(Stored data entries)
◇ ◇ ◇

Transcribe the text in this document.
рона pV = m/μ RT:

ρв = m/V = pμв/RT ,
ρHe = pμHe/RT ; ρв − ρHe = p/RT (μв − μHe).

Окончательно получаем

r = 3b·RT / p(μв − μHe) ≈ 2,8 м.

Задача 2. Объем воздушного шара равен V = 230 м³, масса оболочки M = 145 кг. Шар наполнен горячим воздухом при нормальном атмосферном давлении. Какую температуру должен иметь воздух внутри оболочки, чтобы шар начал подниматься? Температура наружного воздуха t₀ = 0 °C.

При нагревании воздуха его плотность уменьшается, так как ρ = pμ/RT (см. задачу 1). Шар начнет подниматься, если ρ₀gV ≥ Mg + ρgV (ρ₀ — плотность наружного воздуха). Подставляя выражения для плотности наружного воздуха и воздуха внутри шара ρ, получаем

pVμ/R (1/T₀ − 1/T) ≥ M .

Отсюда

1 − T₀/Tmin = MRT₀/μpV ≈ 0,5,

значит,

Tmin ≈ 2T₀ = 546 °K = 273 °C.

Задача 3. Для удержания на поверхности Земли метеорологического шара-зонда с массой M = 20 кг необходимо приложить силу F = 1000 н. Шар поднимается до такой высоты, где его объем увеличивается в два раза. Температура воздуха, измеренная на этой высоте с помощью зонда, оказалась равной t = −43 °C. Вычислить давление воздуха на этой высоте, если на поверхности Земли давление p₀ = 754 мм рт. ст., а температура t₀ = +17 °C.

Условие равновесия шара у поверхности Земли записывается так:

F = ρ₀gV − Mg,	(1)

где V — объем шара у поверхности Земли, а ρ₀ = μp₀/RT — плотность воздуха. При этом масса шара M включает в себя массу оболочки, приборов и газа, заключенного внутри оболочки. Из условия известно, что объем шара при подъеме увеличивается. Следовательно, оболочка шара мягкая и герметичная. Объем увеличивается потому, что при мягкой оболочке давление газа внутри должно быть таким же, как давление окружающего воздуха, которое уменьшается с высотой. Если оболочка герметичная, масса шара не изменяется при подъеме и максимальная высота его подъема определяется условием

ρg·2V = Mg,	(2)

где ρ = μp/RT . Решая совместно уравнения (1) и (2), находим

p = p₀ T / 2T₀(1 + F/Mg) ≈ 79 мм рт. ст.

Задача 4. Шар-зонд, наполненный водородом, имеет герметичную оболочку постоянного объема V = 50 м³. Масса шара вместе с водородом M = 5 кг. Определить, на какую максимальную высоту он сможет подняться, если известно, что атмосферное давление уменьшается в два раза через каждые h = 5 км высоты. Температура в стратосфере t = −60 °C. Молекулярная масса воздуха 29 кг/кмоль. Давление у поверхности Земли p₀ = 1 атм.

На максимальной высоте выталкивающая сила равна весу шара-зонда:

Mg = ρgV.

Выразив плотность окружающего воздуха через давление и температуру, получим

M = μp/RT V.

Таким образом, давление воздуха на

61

◇ ◇ ◇

**What needs to be done:** The records above should be duplicated in full, exactly as given.

**Solution to this task:**
Transcribe the text in this document.
рона pV = m/μ RT:

ρв = m/V = pμв/RT ,
ρHe = pμHe/RT ; ρв − ρHe = p/RT (μв − μHe).

Окончательно получаем

r = 3b·RT / p(μв − μHe) ≈ 2,8 м.

Задача 2. Объем воздушного шара равен V = 230 м³, масса оболочки M = 145 кг. Шар наполнен горячим воздухом при нормальном атмосферном давлении. Какую температуру должен иметь воздух внутри оболочки, чтобы шар начал подниматься? Температура наружного воздуха t₀ = 0 °C.

При нагревании воздуха его плотность уменьшается, так как ρ = pμ/RT (см. задачу 1). Шар начнет подниматься, если ρ₀gV ≥ Mg + ρgV (ρ₀ — плотность наружного воздуха). Подставляя выражения для плотности наружного воздуха и воздуха внутри шара ρ, получаем

pVμ/R (1/T₀ − 1/T) ≥ M .

Отсюда

1 − T₀/Tmin = MRT₀/μpV ≈ 0,5,

значит,

Tmin ≈ 2T₀ = 546 °K = 273 °C.

Задача 3. Для удержания на поверхности Земли метеорологического шара-зонда с массой M = 20 кг необходимо приложить силу F = 1000 н. Шар поднимается до такой высоты, где его объем увеличивается в два раза. Температура воздуха, измеренная на этой высоте с помощью зонда, оказалась равной t = −43 °C. Вычислить давление воздуха на этой высоте, если на поверхности Земли давление p₀ = 754 мм рт. ст., а температура t₀ = +17 °C.

Условие равновесия шара у поверхности Земли записывается так:

F = ρ₀gV − Mg,	(1)

где V — объем шара у поверхности Земли, а ρ₀ = μp₀/RT — плотность воздуха. При этом масса шара M включает в себя массу оболочки, приборов и газа, заключенного внутри оболочки. Из условия известно, что объем шара при подъеме увеличивается. Следовательно, оболочка шара мягкая и герметичная. Объем увеличивается потому, что при мягкой оболочке давление газа внутри должно быть таким же, как давление окружающего воздуха, которое уменьшается с высотой. Если оболочка герметичная, масса шара не изменяется при подъеме и максимальная высота его подъема определяется условием

ρg·2V = Mg,	(2)

где ρ = μp/RT . Решая совместно уравнения (1) и (2), находим

p = p₀ T / 2T₀(1 + F/Mg) ≈ 79 мм рт. ст.

Задача 4. Шар-зонд, наполненный водородом, имеет герметичную оболочку постоянного объема V = 50 м³. Масса шара вместе с водородом M = 5 кг. Определить, на какую максимальную высоту он сможет подняться, если известно, что атмосферное давление уменьшается в два раза через каждые h = 5 км высоты. Температура в стратосфере t = −60 °C. Молекулярная масса воздуха 29 кг/кмоль. Давление у поверхности Земли p₀ = 1 атм.

На максимальной высоте выталкивающая сила равна весу шара-зонда:

Mg = ρgV.

Выразив плотность окружающего воздуха через давление и температуру, получим

M = μp/RT V.

Таким образом, давление воздуха на

61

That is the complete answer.